[START]
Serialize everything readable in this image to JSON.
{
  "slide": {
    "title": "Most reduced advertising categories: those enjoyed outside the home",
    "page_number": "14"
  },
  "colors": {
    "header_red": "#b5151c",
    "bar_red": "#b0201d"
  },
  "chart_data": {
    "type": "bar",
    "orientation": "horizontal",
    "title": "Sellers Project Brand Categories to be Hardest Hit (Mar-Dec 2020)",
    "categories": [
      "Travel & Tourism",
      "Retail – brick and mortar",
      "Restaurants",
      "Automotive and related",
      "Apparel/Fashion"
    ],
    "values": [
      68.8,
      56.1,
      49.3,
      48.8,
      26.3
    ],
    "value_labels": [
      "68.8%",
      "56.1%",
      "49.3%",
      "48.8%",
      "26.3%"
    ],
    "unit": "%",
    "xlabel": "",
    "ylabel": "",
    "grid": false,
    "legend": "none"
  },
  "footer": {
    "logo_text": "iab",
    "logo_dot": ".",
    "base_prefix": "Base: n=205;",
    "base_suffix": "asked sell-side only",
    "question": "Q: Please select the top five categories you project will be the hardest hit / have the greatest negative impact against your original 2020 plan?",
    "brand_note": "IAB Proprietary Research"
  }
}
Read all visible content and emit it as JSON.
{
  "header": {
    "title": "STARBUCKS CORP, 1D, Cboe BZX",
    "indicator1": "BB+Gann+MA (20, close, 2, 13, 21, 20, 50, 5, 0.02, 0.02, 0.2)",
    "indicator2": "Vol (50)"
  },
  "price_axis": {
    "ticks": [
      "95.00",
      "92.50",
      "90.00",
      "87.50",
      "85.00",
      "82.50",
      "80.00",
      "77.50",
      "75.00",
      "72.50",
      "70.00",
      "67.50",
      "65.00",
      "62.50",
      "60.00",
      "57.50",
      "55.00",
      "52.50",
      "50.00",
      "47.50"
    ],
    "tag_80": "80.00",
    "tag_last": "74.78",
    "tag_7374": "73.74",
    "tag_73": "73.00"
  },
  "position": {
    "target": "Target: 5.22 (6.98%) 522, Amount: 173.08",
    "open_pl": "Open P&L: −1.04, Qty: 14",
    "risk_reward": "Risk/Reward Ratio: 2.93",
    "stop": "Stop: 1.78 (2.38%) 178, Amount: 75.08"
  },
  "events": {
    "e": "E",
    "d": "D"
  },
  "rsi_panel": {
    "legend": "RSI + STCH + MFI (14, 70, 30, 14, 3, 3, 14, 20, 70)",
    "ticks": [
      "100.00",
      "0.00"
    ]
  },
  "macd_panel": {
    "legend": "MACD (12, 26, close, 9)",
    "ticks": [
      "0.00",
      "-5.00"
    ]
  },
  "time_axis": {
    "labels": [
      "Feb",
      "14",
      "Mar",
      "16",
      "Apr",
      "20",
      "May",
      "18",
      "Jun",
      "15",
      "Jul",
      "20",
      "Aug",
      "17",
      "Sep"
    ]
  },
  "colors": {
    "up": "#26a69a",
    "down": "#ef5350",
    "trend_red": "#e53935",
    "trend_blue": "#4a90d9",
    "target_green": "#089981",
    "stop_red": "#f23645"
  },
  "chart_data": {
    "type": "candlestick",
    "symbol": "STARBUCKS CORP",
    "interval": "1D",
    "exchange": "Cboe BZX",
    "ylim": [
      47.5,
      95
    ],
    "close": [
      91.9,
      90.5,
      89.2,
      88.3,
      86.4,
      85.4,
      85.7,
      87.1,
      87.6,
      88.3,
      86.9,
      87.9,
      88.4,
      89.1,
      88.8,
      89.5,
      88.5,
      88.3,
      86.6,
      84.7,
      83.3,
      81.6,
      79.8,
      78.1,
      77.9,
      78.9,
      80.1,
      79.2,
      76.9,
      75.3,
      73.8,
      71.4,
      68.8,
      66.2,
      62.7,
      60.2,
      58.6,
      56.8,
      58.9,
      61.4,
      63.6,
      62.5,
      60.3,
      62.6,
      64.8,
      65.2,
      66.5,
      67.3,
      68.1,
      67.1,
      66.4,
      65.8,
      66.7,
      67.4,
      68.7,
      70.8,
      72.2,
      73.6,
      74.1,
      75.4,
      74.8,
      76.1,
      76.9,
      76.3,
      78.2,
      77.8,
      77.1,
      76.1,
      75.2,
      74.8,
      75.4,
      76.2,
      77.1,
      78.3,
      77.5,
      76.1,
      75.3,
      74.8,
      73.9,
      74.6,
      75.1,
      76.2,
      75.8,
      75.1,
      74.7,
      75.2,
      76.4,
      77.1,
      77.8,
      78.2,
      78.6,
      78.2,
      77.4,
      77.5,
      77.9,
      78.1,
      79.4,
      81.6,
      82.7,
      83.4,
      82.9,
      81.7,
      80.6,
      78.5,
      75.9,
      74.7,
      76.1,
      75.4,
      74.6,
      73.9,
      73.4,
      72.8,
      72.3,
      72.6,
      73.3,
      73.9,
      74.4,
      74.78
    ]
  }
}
[END]
(GIVEN INSTRUCTION):
Your task is to retype all of the records exactly.

(COMPLETE ANSWER):
Serialize everything readable in this image to JSON.
{
  "slide": {
    "title": "Most reduced advertising categories: those enjoyed outside the home",
    "page_number": "14"
  },
  "colors": {
    "header_red": "#b5151c",
    "bar_red": "#b0201d"
  },
  "chart_data": {
    "type": "bar",
    "orientation": "horizontal",
    "title": "Sellers Project Brand Categories to be Hardest Hit (Mar-Dec 2020)",
    "categories": [
      "Travel & Tourism",
      "Retail – brick and mortar",
      "Restaurants",
      "Automotive and related",
      "Apparel/Fashion"
    ],
    "values": [
      68.8,
      56.1,
      49.3,
      48.8,
      26.3
    ],
    "value_labels": [
      "68.8%",
      "56.1%",
      "49.3%",
      "48.8%",
      "26.3%"
    ],
    "unit": "%",
    "xlabel": "",
    "ylabel": "",
    "grid": false,
    "legend": "none"
  },
  "footer": {
    "logo_text": "iab",
    "logo_dot": ".",
    "base_prefix": "Base: n=205;",
    "base_suffix": "asked sell-side only",
    "question": "Q: Please select the top five categories you project will be the hardest hit / have the greatest negative impact against your original 2020 plan?",
    "brand_note": "IAB Proprietary Research"
  }
}
Read all visible content and emit it as JSON.
{
  "header": {
    "title": "STARBUCKS CORP, 1D, Cboe BZX",
    "indicator1": "BB+Gann+MA (20, close, 2, 13, 21, 20, 50, 5, 0.02, 0.02, 0.2)",
    "indicator2": "Vol (50)"
  },
  "price_axis": {
    "ticks": [
      "95.00",
      "92.50",
      "90.00",
      "87.50",
      "85.00",
      "82.50",
      "80.00",
      "77.50",
      "75.00",
      "72.50",
      "70.00",
      "67.50",
      "65.00",
      "62.50",
      "60.00",
      "57.50",
      "55.00",
      "52.50",
      "50.00",
      "47.50"
    ],
    "tag_80": "80.00",
    "tag_last": "74.78",
    "tag_7374": "73.74",
    "tag_73": "73.00"
  },
  "position": {
    "target": "Target: 5.22 (6.98%) 522, Amount: 173.08",
    "open_pl": "Open P&L: −1.04, Qty: 14",
    "risk_reward": "Risk/Reward Ratio: 2.93",
    "stop": "Stop: 1.78 (2.38%) 178, Amount: 75.08"
  },
  "events": {
    "e": "E",
    "d": "D"
  },
  "rsi_panel": {
    "legend": "RSI + STCH + MFI (14, 70, 30, 14, 3, 3, 14, 20, 70)",
    "ticks": [
      "100.00",
      "0.00"
    ]
  },
  "macd_panel": {
    "legend": "MACD (12, 26, close, 9)",
    "ticks": [
      "0.00",
      "-5.00"
    ]
  },
  "time_axis": {
    "labels": [
      "Feb",
      "14",
      "Mar",
      "16",
      "Apr",
      "20",
      "May",
      "18",
      "Jun",
      "15",
      "Jul",
      "20",
      "Aug",
      "17",
      "Sep"
    ]
  },
  "colors": {
    "up": "#26a69a",
    "down": "#ef5350",
    "trend_red": "#e53935",
    "trend_blue": "#4a90d9",
    "target_green": "#089981",
    "stop_red": "#f23645"
  },
  "chart_data": {
    "type": "candlestick",
    "symbol": "STARBUCKS CORP",
    "interval": "1D",
    "exchange": "Cboe BZX",
    "ylim": [
      47.5,
      95
    ],
    "close": [
      91.9,
      90.5,
      89.2,
      88.3,
      86.4,
      85.4,
      85.7,
      87.1,
      87.6,
      88.3,
      86.9,
      87.9,
      88.4,
      89.1,
      88.8,
      89.5,
      88.5,
      88.3,
      86.6,
      84.7,
      83.3,
      81.6,
      79.8,
      78.1,
      77.9,
      78.9,
      80.1,
      79.2,
      76.9,
      75.3,
      73.8,
      71.4,
      68.8,
      66.2,
      62.7,
      60.2,
      58.6,
      56.8,
      58.9,
      61.4,
      63.6,
      62.5,
      60.3,
      62.6,
      64.8,
      65.2,
      66.5,
      67.3,
      68.1,
      67.1,
      66.4,
      65.8,
      66.7,
      67.4,
      68.7,
      70.8,
      72.2,
      73.6,
      74.1,
      75.4,
      74.8,
      76.1,
      76.9,
      76.3,
      78.2,
      77.8,
      77.1,
      76.1,
      75.2,
      74.8,
      75.4,
      76.2,
      77.1,
      78.3,
      77.5,
      76.1,
      75.3,
      74.8,
      73.9,
      74.6,
      75.1,
      76.2,
      75.8,
      75.1,
      74.7,
      75.2,
      76.4,
      77.1,
      77.8,
      78.2,
      78.6,
      78.2,
      77.4,
      77.5,
      77.9,
      78.1,
      79.4,
      81.6,
      82.7,
      83.4,
      82.9,
      81.7,
      80.6,
      78.5,
      75.9,
      74.7,
      76.1,
      75.4,
      74.6,
      73.9,
      73.4,
      72.8,
      72.3,
      72.6,
      73.3,
      73.9,
      74.4,
      74.78
    ]
  }
}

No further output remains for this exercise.